Exercise brief → Find how many lines of the listing include the string "kathaṃ", and report only that figure.

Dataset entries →
———

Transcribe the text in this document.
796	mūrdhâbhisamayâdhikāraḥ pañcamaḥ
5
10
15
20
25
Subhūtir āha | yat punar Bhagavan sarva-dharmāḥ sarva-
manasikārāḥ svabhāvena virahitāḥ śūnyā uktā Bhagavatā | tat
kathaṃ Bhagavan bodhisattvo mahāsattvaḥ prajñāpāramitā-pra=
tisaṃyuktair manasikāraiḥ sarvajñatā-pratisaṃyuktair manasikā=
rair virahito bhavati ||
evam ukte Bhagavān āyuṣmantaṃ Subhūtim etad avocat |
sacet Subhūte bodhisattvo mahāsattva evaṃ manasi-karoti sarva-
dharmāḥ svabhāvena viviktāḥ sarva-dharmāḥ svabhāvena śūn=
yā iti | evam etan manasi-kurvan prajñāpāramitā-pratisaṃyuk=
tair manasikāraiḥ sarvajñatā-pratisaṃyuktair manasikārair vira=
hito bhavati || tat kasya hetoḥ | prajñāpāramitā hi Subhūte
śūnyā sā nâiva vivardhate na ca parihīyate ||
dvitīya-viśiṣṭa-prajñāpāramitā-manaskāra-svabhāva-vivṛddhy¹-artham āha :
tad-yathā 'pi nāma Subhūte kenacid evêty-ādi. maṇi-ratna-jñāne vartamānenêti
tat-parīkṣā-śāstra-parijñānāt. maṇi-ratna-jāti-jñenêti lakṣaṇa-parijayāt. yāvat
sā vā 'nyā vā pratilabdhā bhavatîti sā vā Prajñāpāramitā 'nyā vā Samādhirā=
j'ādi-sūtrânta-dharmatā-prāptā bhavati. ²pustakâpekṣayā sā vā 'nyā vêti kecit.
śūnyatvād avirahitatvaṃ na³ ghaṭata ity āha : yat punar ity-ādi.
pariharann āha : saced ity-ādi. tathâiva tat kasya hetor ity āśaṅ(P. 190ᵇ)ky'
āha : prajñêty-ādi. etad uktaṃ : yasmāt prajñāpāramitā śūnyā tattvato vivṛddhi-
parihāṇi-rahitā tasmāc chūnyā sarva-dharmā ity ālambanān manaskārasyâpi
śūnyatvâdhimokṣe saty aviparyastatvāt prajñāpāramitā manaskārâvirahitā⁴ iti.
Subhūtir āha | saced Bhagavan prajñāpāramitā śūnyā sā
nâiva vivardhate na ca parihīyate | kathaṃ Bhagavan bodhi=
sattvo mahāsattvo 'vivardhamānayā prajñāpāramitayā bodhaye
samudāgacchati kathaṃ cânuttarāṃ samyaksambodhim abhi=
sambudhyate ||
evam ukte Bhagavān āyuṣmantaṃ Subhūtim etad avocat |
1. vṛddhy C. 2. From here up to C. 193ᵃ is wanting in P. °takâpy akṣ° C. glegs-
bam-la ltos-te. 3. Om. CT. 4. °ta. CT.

———

Answer for the task → 3